What needs to be done →
Below are the records. List every line holding the word "density".

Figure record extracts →
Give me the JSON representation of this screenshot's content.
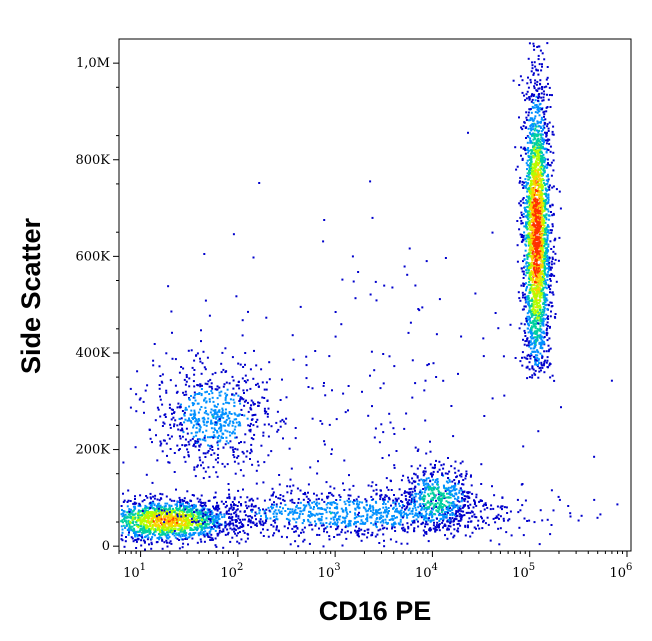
{
  "chart_data": {
    "type": "scatter",
    "title": "",
    "xlabel": "CD16 PE",
    "ylabel": "Side Scatter",
    "x_scale": "log",
    "x_range": [
      6,
      1100000
    ],
    "y_range": [
      -10000,
      1050000
    ],
    "x_ticks": [
      {
        "value": 10,
        "base": "10",
        "exp": "1"
      },
      {
        "value": 100,
        "base": "10",
        "exp": "2"
      },
      {
        "value": 1000,
        "base": "10",
        "exp": "3"
      },
      {
        "value": 10000,
        "base": "10",
        "exp": "4"
      },
      {
        "value": 100000,
        "base": "10",
        "exp": "5"
      },
      {
        "value": 1000000,
        "base": "10",
        "exp": "6"
      }
    ],
    "y_ticks": [
      {
        "value": 0,
        "label": "0"
      },
      {
        "value": 200000,
        "label": "200K"
      },
      {
        "value": 400000,
        "label": "400K"
      },
      {
        "value": 600000,
        "label": "600K"
      },
      {
        "value": 800000,
        "label": "800K"
      },
      {
        "value": 1000000,
        "label": "1,0M"
      }
    ],
    "colormap": [
      "#0000cc",
      "#0090ff",
      "#00d0a0",
      "#b0ff00",
      "#ffd000",
      "#ff3000"
    ],
    "populations": [
      {
        "name": "CD16 high",
        "x_center": 115000,
        "x_log_sd": 0.07,
        "y_center": 650000,
        "y_sd": 150000,
        "y_min": 350000,
        "y_max": 1050000,
        "count": 2600,
        "density": 1.0
      },
      {
        "name": "CD16 negative low SSC",
        "x_center": 18,
        "x_log_sd": 0.35,
        "y_center": 55000,
        "y_sd": 22000,
        "y_min": -5000,
        "y_max": 130000,
        "count": 1500,
        "density": 0.8
      },
      {
        "name": "CD16 low SSC tail",
        "x_center": 1500,
        "x_log_sd": 0.9,
        "y_center": 70000,
        "y_sd": 25000,
        "y_min": 0,
        "y_max": 160000,
        "count": 1100,
        "density": 0.3
      },
      {
        "name": "CD16 dim",
        "x_center": 11000,
        "x_log_sd": 0.18,
        "y_center": 100000,
        "y_sd": 35000,
        "y_min": 20000,
        "y_max": 250000,
        "count": 500,
        "density": 0.45
      },
      {
        "name": "CD16 negative mid SSC",
        "x_center": 55,
        "x_log_sd": 0.3,
        "y_center": 270000,
        "y_sd": 55000,
        "y_min": 120000,
        "y_max": 420000,
        "count": 650,
        "density": 0.3
      },
      {
        "name": "sparse events",
        "x_center": 1000,
        "x_log_sd": 1.2,
        "y_center": 300000,
        "y_sd": 200000,
        "y_min": 0,
        "y_max": 950000,
        "count": 260,
        "density": 0.0
      }
    ]
  }
}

Solution to the exercise →
        "density": 1.0
        "density": 0.8
        "density": 0.3
        "density": 0.45
        "density": 0.3
        "density": 0.0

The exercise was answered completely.